**** Record list ****
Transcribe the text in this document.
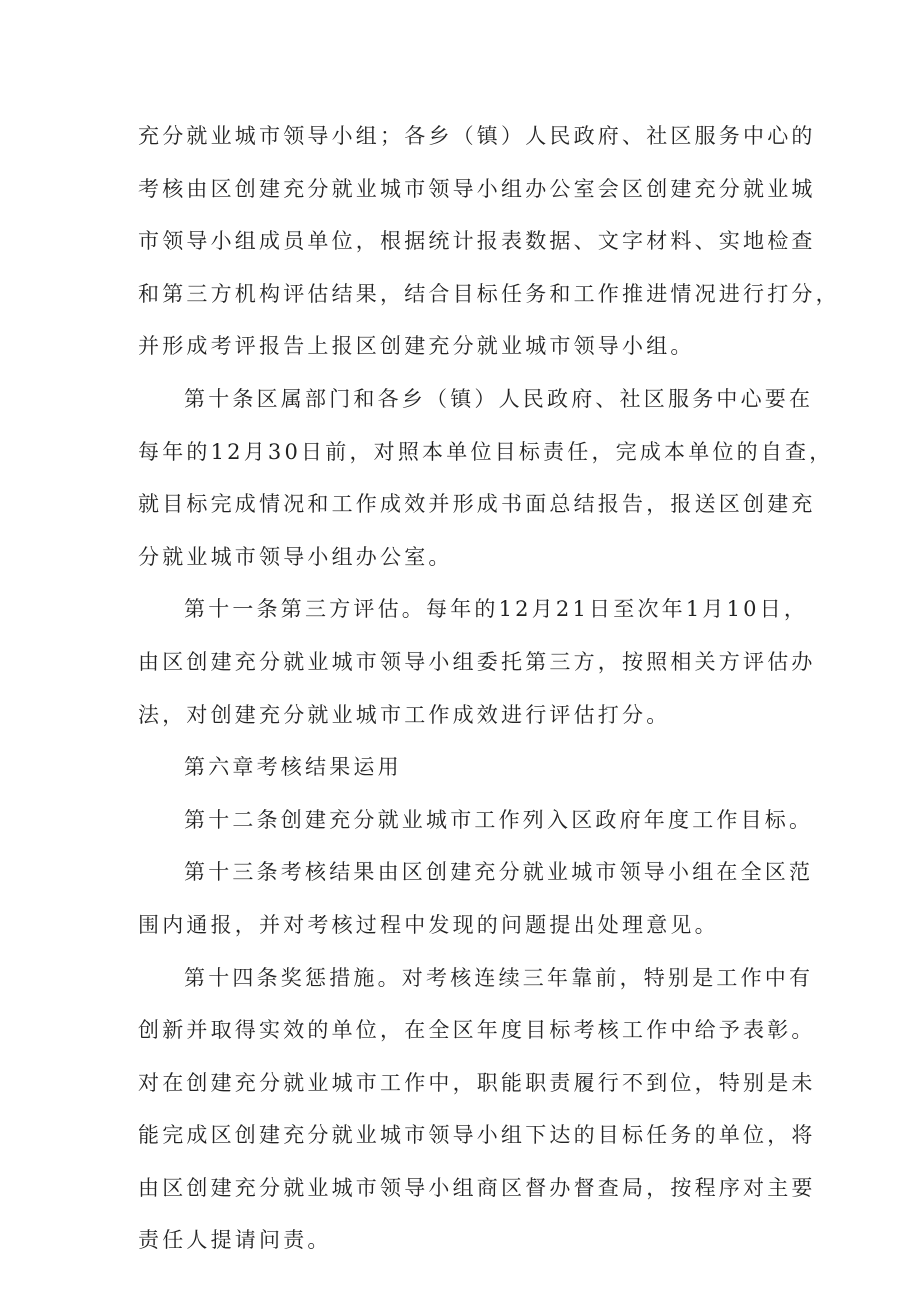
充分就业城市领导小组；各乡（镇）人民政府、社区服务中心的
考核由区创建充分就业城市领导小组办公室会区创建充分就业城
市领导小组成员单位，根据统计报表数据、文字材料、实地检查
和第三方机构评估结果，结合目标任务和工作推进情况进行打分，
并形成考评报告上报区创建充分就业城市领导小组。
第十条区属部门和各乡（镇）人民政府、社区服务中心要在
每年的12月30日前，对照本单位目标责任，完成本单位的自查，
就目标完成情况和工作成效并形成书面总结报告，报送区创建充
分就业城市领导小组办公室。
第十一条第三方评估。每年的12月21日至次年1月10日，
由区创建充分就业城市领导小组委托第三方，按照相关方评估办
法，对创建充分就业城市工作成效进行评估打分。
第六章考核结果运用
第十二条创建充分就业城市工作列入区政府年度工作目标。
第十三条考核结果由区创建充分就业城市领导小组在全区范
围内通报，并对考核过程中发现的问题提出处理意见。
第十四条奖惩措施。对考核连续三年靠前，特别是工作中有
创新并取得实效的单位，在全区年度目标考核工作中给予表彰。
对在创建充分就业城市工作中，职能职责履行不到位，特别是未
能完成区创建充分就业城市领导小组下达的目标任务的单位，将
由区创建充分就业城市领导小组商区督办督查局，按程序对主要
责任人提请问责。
****
Strip the images and reproduce the remaining records precisely.

Transcribe the text in this document.
充分就业城市领导小组；各乡（镇）人民政府、社区服务中心的
考核由区创建充分就业城市领导小组办公室会区创建充分就业城
市领导小组成员单位，根据统计报表数据、文字材料、实地检查
和第三方机构评估结果，结合目标任务和工作推进情况进行打分，
并形成考评报告上报区创建充分就业城市领导小组。
第十条区属部门和各乡（镇）人民政府、社区服务中心要在
每年的12月30日前，对照本单位目标责任，完成本单位的自查，
就目标完成情况和工作成效并形成书面总结报告，报送区创建充
分就业城市领导小组办公室。
第十一条第三方评估。每年的12月21日至次年1月10日，
由区创建充分就业城市领导小组委托第三方，按照相关方评估办
法，对创建充分就业城市工作成效进行评估打分。
第六章考核结果运用
第十二条创建充分就业城市工作列入区政府年度工作目标。
第十三条考核结果由区创建充分就业城市领导小组在全区范
围内通报，并对考核过程中发现的问题提出处理意见。
第十四条奖惩措施。对考核连续三年靠前，特别是工作中有
创新并取得实效的单位，在全区年度目标考核工作中给予表彰。
对在创建充分就业城市工作中，职能职责履行不到位，特别是未
能完成区创建充分就业城市领导小组下达的目标任务的单位，将
由区创建充分就业城市领导小组商区督办督查局，按程序对主要
责任人提请问责。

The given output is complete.